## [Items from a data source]
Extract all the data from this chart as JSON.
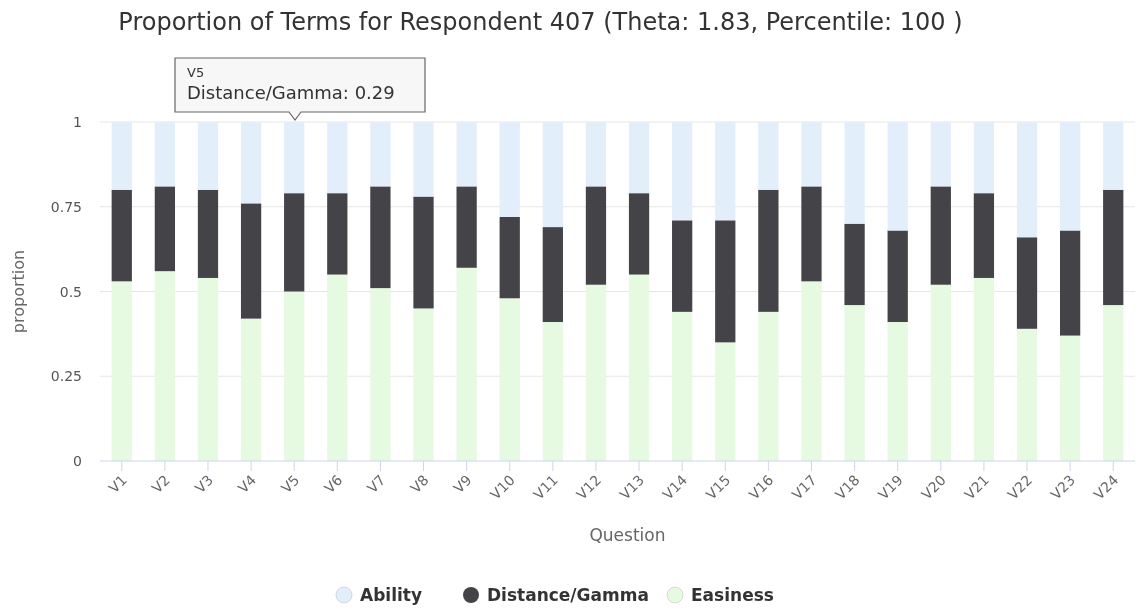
{
  "chart_data": {
    "type": "bar",
    "stacked": true,
    "title": "Proportion of Terms for Respondent 407 (Theta: 1.83, Percentile: 100 )",
    "xlabel": "Question",
    "ylabel": "proportion",
    "categories": [
      "V1",
      "V2",
      "V3",
      "V4",
      "V5",
      "V6",
      "V7",
      "V8",
      "V9",
      "V10",
      "V11",
      "V12",
      "V13",
      "V14",
      "V15",
      "V16",
      "V17",
      "V18",
      "V19",
      "V20",
      "V21",
      "V22",
      "V23",
      "V24"
    ],
    "series": [
      {
        "name": "Easiness",
        "color": "#e6f9e1",
        "values": [
          0.53,
          0.56,
          0.54,
          0.42,
          0.5,
          0.55,
          0.51,
          0.45,
          0.57,
          0.48,
          0.41,
          0.52,
          0.55,
          0.44,
          0.35,
          0.44,
          0.53,
          0.46,
          0.41,
          0.52,
          0.54,
          0.39,
          0.37,
          0.46
        ]
      },
      {
        "name": "Distance/Gamma",
        "color": "#434348",
        "values": [
          0.27,
          0.25,
          0.26,
          0.34,
          0.29,
          0.24,
          0.3,
          0.33,
          0.24,
          0.24,
          0.28,
          0.29,
          0.24,
          0.27,
          0.36,
          0.36,
          0.28,
          0.24,
          0.27,
          0.29,
          0.25,
          0.27,
          0.31,
          0.34
        ]
      },
      {
        "name": "Ability",
        "color": "#e3eefb",
        "values": [
          0.2,
          0.19,
          0.2,
          0.24,
          0.21,
          0.21,
          0.19,
          0.22,
          0.19,
          0.28,
          0.31,
          0.19,
          0.21,
          0.29,
          0.29,
          0.2,
          0.19,
          0.3,
          0.32,
          0.19,
          0.21,
          0.34,
          0.32,
          0.2
        ]
      }
    ],
    "ylim": [
      0,
      1
    ],
    "yticks": [
      0,
      0.25,
      0.5,
      0.75,
      1
    ],
    "grid": "y",
    "legend": "bottom",
    "annotations": [
      "V5\nDistance/Gamma: 0.29"
    ]
  }
}
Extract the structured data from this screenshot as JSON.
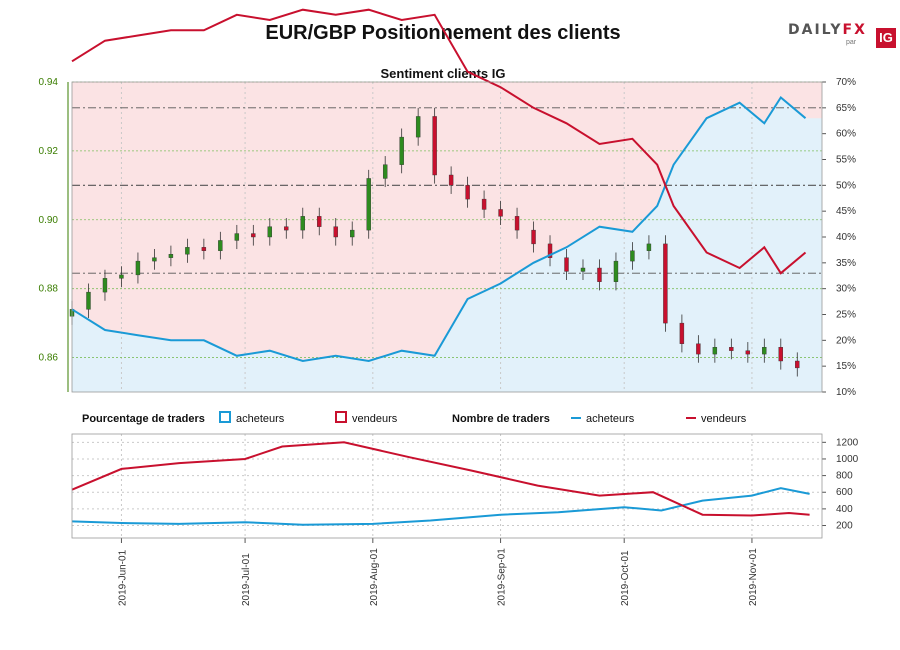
{
  "header": {
    "title": "EUR/GBP Positionnement des clients"
  },
  "logo": {
    "word_a": "DAILY",
    "word_b": "FX",
    "par": "par",
    "ig": "IG"
  },
  "colors": {
    "buyers": "#1a9ad6",
    "sellers": "#c8102e",
    "buyers_area": "#e2f1fa",
    "sellers_area": "#fbe3e4",
    "candle_up": "#2e8b1f",
    "candle_down": "#c8102e"
  },
  "legend": {
    "pct_label": "Pourcentage de traders",
    "buyers": "acheteurs",
    "sellers": "vendeurs",
    "count_label": "Nombre de traders",
    "buyers2": "acheteurs",
    "sellers2": "vendeurs"
  },
  "chart_data": {
    "type": "line",
    "title": "Sentiment clients IG",
    "price_axis": {
      "ylim": [
        0.85,
        0.94
      ],
      "ticks": [
        "0.94",
        "0.92",
        "0.90",
        "0.88",
        "0.86"
      ]
    },
    "pct_axis": {
      "ylim": [
        10,
        70
      ],
      "ticks": [
        "70%",
        "65%",
        "60%",
        "55%",
        "50%",
        "45%",
        "40%",
        "35%",
        "30%",
        "25%",
        "20%",
        "15%",
        "10%"
      ]
    },
    "count_axis": {
      "ylim": [
        50,
        1300
      ],
      "ticks": [
        "1200",
        "1000",
        "800",
        "600",
        "400",
        "200"
      ]
    },
    "x_range": [
      "2019-05-20",
      "2019-11-18"
    ],
    "x_ticks": [
      {
        "date": "2019-06-01",
        "label": "2019-Jun-01"
      },
      {
        "date": "2019-07-01",
        "label": "2019-Jul-01"
      },
      {
        "date": "2019-08-01",
        "label": "2019-Aug-01"
      },
      {
        "date": "2019-09-01",
        "label": "2019-Sep-01"
      },
      {
        "date": "2019-10-01",
        "label": "2019-Oct-01"
      },
      {
        "date": "2019-11-01",
        "label": "2019-Nov-01"
      }
    ],
    "reference_lines_pct": [
      65,
      50,
      33
    ],
    "price_candles_close": [
      [
        "2019-05-20",
        0.874
      ],
      [
        "2019-05-24",
        0.879
      ],
      [
        "2019-05-28",
        0.883
      ],
      [
        "2019-06-01",
        0.884
      ],
      [
        "2019-06-05",
        0.888
      ],
      [
        "2019-06-09",
        0.889
      ],
      [
        "2019-06-13",
        0.89
      ],
      [
        "2019-06-17",
        0.892
      ],
      [
        "2019-06-21",
        0.891
      ],
      [
        "2019-06-25",
        0.894
      ],
      [
        "2019-06-29",
        0.896
      ],
      [
        "2019-07-03",
        0.895
      ],
      [
        "2019-07-07",
        0.898
      ],
      [
        "2019-07-11",
        0.897
      ],
      [
        "2019-07-15",
        0.901
      ],
      [
        "2019-07-19",
        0.898
      ],
      [
        "2019-07-23",
        0.895
      ],
      [
        "2019-07-27",
        0.897
      ],
      [
        "2019-07-31",
        0.912
      ],
      [
        "2019-08-04",
        0.916
      ],
      [
        "2019-08-08",
        0.924
      ],
      [
        "2019-08-12",
        0.93
      ],
      [
        "2019-08-16",
        0.913
      ],
      [
        "2019-08-20",
        0.91
      ],
      [
        "2019-08-24",
        0.906
      ],
      [
        "2019-08-28",
        0.903
      ],
      [
        "2019-09-01",
        0.901
      ],
      [
        "2019-09-05",
        0.897
      ],
      [
        "2019-09-09",
        0.893
      ],
      [
        "2019-09-13",
        0.889
      ],
      [
        "2019-09-17",
        0.885
      ],
      [
        "2019-09-21",
        0.886
      ],
      [
        "2019-09-25",
        0.882
      ],
      [
        "2019-09-29",
        0.888
      ],
      [
        "2019-10-03",
        0.891
      ],
      [
        "2019-10-07",
        0.893
      ],
      [
        "2019-10-11",
        0.87
      ],
      [
        "2019-10-15",
        0.864
      ],
      [
        "2019-10-19",
        0.861
      ],
      [
        "2019-10-23",
        0.863
      ],
      [
        "2019-10-27",
        0.862
      ],
      [
        "2019-10-31",
        0.861
      ],
      [
        "2019-11-04",
        0.863
      ],
      [
        "2019-11-08",
        0.859
      ],
      [
        "2019-11-12",
        0.857
      ]
    ],
    "series_pct": [
      {
        "name": "acheteurs",
        "values": [
          [
            "2019-05-20",
            26
          ],
          [
            "2019-05-28",
            22
          ],
          [
            "2019-06-05",
            21
          ],
          [
            "2019-06-13",
            20
          ],
          [
            "2019-06-21",
            20
          ],
          [
            "2019-06-29",
            17
          ],
          [
            "2019-07-07",
            18
          ],
          [
            "2019-07-15",
            16
          ],
          [
            "2019-07-23",
            17
          ],
          [
            "2019-07-31",
            16
          ],
          [
            "2019-08-08",
            18
          ],
          [
            "2019-08-16",
            17
          ],
          [
            "2019-08-24",
            28
          ],
          [
            "2019-09-01",
            31
          ],
          [
            "2019-09-09",
            35
          ],
          [
            "2019-09-17",
            38
          ],
          [
            "2019-09-25",
            42
          ],
          [
            "2019-10-03",
            41
          ],
          [
            "2019-10-09",
            46
          ],
          [
            "2019-10-13",
            54
          ],
          [
            "2019-10-21",
            63
          ],
          [
            "2019-10-29",
            66
          ],
          [
            "2019-11-04",
            62
          ],
          [
            "2019-11-08",
            67
          ],
          [
            "2019-11-14",
            63
          ]
        ]
      },
      {
        "name": "vendeurs",
        "values": [
          [
            "2019-05-20",
            74
          ],
          [
            "2019-05-28",
            78
          ],
          [
            "2019-06-05",
            79
          ],
          [
            "2019-06-13",
            80
          ],
          [
            "2019-06-21",
            80
          ],
          [
            "2019-06-29",
            83
          ],
          [
            "2019-07-07",
            82
          ],
          [
            "2019-07-15",
            84
          ],
          [
            "2019-07-23",
            83
          ],
          [
            "2019-07-31",
            84
          ],
          [
            "2019-08-08",
            82
          ],
          [
            "2019-08-16",
            83
          ],
          [
            "2019-08-24",
            72
          ],
          [
            "2019-09-01",
            69
          ],
          [
            "2019-09-09",
            65
          ],
          [
            "2019-09-17",
            62
          ],
          [
            "2019-09-25",
            58
          ],
          [
            "2019-10-03",
            59
          ],
          [
            "2019-10-09",
            54
          ],
          [
            "2019-10-13",
            46
          ],
          [
            "2019-10-21",
            37
          ],
          [
            "2019-10-29",
            34
          ],
          [
            "2019-11-04",
            38
          ],
          [
            "2019-11-08",
            33
          ],
          [
            "2019-11-14",
            37
          ]
        ]
      }
    ],
    "series_count": [
      {
        "name": "acheteurs",
        "values": [
          [
            "2019-05-20",
            250
          ],
          [
            "2019-06-01",
            230
          ],
          [
            "2019-06-15",
            220
          ],
          [
            "2019-07-01",
            240
          ],
          [
            "2019-07-15",
            210
          ],
          [
            "2019-08-01",
            220
          ],
          [
            "2019-08-15",
            260
          ],
          [
            "2019-09-01",
            330
          ],
          [
            "2019-09-15",
            360
          ],
          [
            "2019-10-01",
            420
          ],
          [
            "2019-10-10",
            380
          ],
          [
            "2019-10-20",
            500
          ],
          [
            "2019-11-01",
            560
          ],
          [
            "2019-11-08",
            650
          ],
          [
            "2019-11-15",
            580
          ]
        ]
      },
      {
        "name": "vendeurs",
        "values": [
          [
            "2019-05-20",
            630
          ],
          [
            "2019-06-01",
            880
          ],
          [
            "2019-06-15",
            950
          ],
          [
            "2019-07-01",
            1000
          ],
          [
            "2019-07-10",
            1150
          ],
          [
            "2019-07-25",
            1200
          ],
          [
            "2019-08-10",
            1020
          ],
          [
            "2019-08-25",
            860
          ],
          [
            "2019-09-10",
            680
          ],
          [
            "2019-09-25",
            560
          ],
          [
            "2019-10-08",
            600
          ],
          [
            "2019-10-20",
            330
          ],
          [
            "2019-11-01",
            320
          ],
          [
            "2019-11-10",
            350
          ],
          [
            "2019-11-15",
            330
          ]
        ]
      }
    ]
  }
}
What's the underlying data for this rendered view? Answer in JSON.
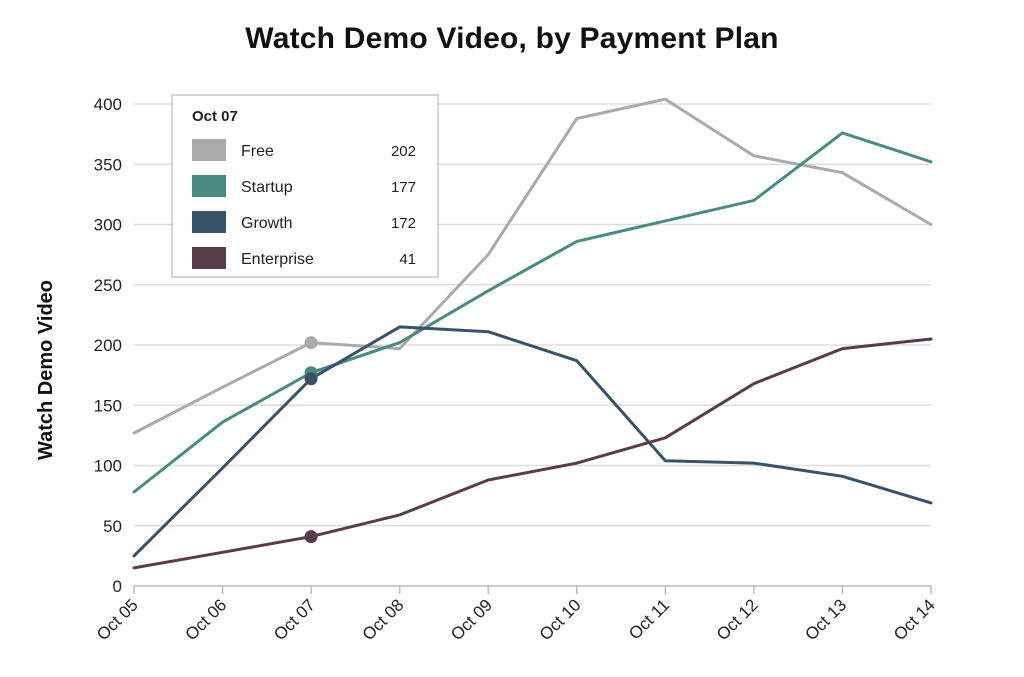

## [Written exercise]
In the records above, find the lines containing "title" and copy them.

## [Solution to this exercise]
    "title": "Proportion of Terms for Respondent 407 (Theta: 1.83, Percentile: 100 )",
    "title": "EUR/GBP Positionnement des clients"
    "title": "Sentiment clients IG",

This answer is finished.